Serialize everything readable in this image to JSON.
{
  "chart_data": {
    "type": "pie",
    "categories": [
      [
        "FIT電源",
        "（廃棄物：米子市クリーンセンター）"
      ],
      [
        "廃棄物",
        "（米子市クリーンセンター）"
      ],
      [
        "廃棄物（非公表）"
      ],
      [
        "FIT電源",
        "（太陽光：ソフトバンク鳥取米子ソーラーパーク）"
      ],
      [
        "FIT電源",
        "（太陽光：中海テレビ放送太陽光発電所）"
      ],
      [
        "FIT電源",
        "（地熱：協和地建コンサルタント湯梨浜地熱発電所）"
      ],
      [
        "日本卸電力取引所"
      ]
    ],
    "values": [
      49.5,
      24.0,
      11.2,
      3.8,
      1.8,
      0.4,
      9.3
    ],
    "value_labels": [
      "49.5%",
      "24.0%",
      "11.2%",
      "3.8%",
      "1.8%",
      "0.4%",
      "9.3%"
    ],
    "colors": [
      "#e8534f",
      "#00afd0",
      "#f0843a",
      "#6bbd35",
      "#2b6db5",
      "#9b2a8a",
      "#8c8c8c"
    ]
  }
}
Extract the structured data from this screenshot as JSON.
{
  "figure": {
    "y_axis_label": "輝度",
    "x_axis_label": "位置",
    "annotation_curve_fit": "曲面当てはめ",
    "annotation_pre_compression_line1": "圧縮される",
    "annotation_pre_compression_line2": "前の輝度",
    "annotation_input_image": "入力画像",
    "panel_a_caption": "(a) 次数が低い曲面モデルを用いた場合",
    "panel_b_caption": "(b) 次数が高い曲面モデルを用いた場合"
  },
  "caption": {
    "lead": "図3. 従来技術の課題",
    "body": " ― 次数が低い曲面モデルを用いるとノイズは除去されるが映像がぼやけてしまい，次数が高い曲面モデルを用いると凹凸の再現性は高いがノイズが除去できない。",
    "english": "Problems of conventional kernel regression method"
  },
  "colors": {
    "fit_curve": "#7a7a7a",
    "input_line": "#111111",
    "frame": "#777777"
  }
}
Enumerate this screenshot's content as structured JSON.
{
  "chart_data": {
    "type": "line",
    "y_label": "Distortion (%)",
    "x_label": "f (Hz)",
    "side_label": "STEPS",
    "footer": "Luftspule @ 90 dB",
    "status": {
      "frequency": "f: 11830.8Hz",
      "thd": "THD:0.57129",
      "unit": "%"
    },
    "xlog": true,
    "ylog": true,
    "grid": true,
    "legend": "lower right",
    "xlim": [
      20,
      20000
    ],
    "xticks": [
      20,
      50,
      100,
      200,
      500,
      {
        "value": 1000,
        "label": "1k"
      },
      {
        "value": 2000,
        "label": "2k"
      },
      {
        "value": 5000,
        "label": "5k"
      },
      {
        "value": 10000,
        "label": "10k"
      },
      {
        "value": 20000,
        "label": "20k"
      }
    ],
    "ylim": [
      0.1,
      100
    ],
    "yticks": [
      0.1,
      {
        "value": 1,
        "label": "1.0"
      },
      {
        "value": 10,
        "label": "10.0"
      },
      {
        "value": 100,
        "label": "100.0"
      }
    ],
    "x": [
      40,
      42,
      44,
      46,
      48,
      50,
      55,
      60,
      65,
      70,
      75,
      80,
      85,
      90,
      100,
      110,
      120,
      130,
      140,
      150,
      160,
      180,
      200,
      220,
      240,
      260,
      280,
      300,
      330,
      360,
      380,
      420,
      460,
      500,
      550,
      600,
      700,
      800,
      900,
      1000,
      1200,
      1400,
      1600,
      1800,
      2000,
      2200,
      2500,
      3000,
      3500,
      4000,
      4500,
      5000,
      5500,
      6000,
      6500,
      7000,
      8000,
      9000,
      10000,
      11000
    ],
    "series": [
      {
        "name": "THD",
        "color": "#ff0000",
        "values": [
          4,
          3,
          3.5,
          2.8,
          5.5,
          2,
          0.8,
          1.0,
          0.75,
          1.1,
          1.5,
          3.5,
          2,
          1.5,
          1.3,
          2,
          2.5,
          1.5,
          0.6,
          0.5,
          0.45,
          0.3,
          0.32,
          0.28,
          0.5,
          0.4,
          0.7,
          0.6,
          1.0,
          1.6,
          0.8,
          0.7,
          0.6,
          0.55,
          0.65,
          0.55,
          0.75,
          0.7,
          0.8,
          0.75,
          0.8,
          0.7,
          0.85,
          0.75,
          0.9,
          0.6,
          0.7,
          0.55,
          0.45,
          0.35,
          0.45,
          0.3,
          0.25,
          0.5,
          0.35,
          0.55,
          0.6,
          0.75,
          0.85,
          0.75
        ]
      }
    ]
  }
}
****************
What this task involves -> Exactly reproduce every line of the records.

Worked solution ->
Serialize everything readable in this image to JSON.
{
  "chart_data": {
    "type": "pie",
    "categories": [
      [
        "FIT電源",
        "（廃棄物：米子市クリーンセンター）"
      ],
      [
        "廃棄物",
        "（米子市クリーンセンター）"
      ],
      [
        "廃棄物（非公表）"
      ],
      [
        "FIT電源",
        "（太陽光：ソフトバンク鳥取米子ソーラーパーク）"
      ],
      [
        "FIT電源",
        "（太陽光：中海テレビ放送太陽光発電所）"
      ],
      [
        "FIT電源",
        "（地熱：協和地建コンサルタント湯梨浜地熱発電所）"
      ],
      [
        "日本卸電力取引所"
      ]
    ],
    "values": [
      49.5,
      24.0,
      11.2,
      3.8,
      1.8,
      0.4,
      9.3
    ],
    "value_labels": [
      "49.5%",
      "24.0%",
      "11.2%",
      "3.8%",
      "1.8%",
      "0.4%",
      "9.3%"
    ],
    "colors": [
      "#e8534f",
      "#00afd0",
      "#f0843a",
      "#6bbd35",
      "#2b6db5",
      "#9b2a8a",
      "#8c8c8c"
    ]
  }
}
Extract the structured data from this screenshot as JSON.
{
  "figure": {
    "y_axis_label": "輝度",
    "x_axis_label": "位置",
    "annotation_curve_fit": "曲面当てはめ",
    "annotation_pre_compression_line1": "圧縮される",
    "annotation_pre_compression_line2": "前の輝度",
    "annotation_input_image": "入力画像",
    "panel_a_caption": "(a) 次数が低い曲面モデルを用いた場合",
    "panel_b_caption": "(b) 次数が高い曲面モデルを用いた場合"
  },
  "caption": {
    "lead": "図3. 従来技術の課題",
    "body": " ― 次数が低い曲面モデルを用いるとノイズは除去されるが映像がぼやけてしまい，次数が高い曲面モデルを用いると凹凸の再現性は高いがノイズが除去できない。",
    "english": "Problems of conventional kernel regression method"
  },
  "colors": {
    "fit_curve": "#7a7a7a",
    "input_line": "#111111",
    "frame": "#777777"
  }
}
Enumerate this screenshot's content as structured JSON.
{
  "chart_data": {
    "type": "line",
    "y_label": "Distortion (%)",
    "x_label": "f (Hz)",
    "side_label": "STEPS",
    "footer": "Luftspule @ 90 dB",
    "status": {
      "frequency": "f: 11830.8Hz",
      "thd": "THD:0.57129",
      "unit": "%"
    },
    "xlog": true,
    "ylog": true,
    "grid": true,
    "legend": "lower right",
    "xlim": [
      20,
      20000
    ],
    "xticks": [
      20,
      50,
      100,
      200,
      500,
      {
        "value": 1000,
        "label": "1k"
      },
      {
        "value": 2000,
        "label": "2k"
      },
      {
        "value": 5000,
        "label": "5k"
      },
      {
        "value": 10000,
        "label": "10k"
      },
      {
        "value": 20000,
        "label": "20k"
      }
    ],
    "ylim": [
      0.1,
      100
    ],
    "yticks": [
      0.1,
      {
        "value": 1,
        "label": "1.0"
      },
      {
        "value": 10,
        "label": "10.0"
      },
      {
        "value": 100,
        "label": "100.0"
      }
    ],
    "x": [
      40,
      42,
      44,
      46,
      48,
      50,
      55,
      60,
      65,
      70,
      75,
      80,
      85,
      90,
      100,
      110,
      120,
      130,
      140,
      150,
      160,
      180,
      200,
      220,
      240,
      260,
      280,
      300,
      330,
      360,
      380,
      420,
      460,
      500,
      550,
      600,
      700,
      800,
      900,
      1000,
      1200,
      1400,
      1600,
      1800,
      2000,
      2200,
      2500,
      3000,
      3500,
      4000,
      4500,
      5000,
      5500,
      6000,
      6500,
      7000,
      8000,
      9000,
      10000,
      11000
    ],
    "series": [
      {
        "name": "THD",
        "color": "#ff0000",
        "values": [
          4,
          3,
          3.5,
          2.8,
          5.5,
          2,
          0.8,
          1.0,
          0.75,
          1.1,
          1.5,
          3.5,
          2,
          1.5,
          1.3,
          2,
          2.5,
          1.5,
          0.6,
          0.5,
          0.45,
          0.3,
          0.32,
          0.28,
          0.5,
          0.4,
          0.7,
          0.6,
          1.0,
          1.6,
          0.8,
          0.7,
          0.6,
          0.55,
          0.65,
          0.55,
          0.75,
          0.7,
          0.8,
          0.75,
          0.8,
          0.7,
          0.85,
          0.75,
          0.9,
          0.6,
          0.7,
          0.55,
          0.45,
          0.35,
          0.45,
          0.3,
          0.25,
          0.5,
          0.35,
          0.55,
          0.6,
          0.75,
          0.85,
          0.75
        ]
      }
    ]
  }
}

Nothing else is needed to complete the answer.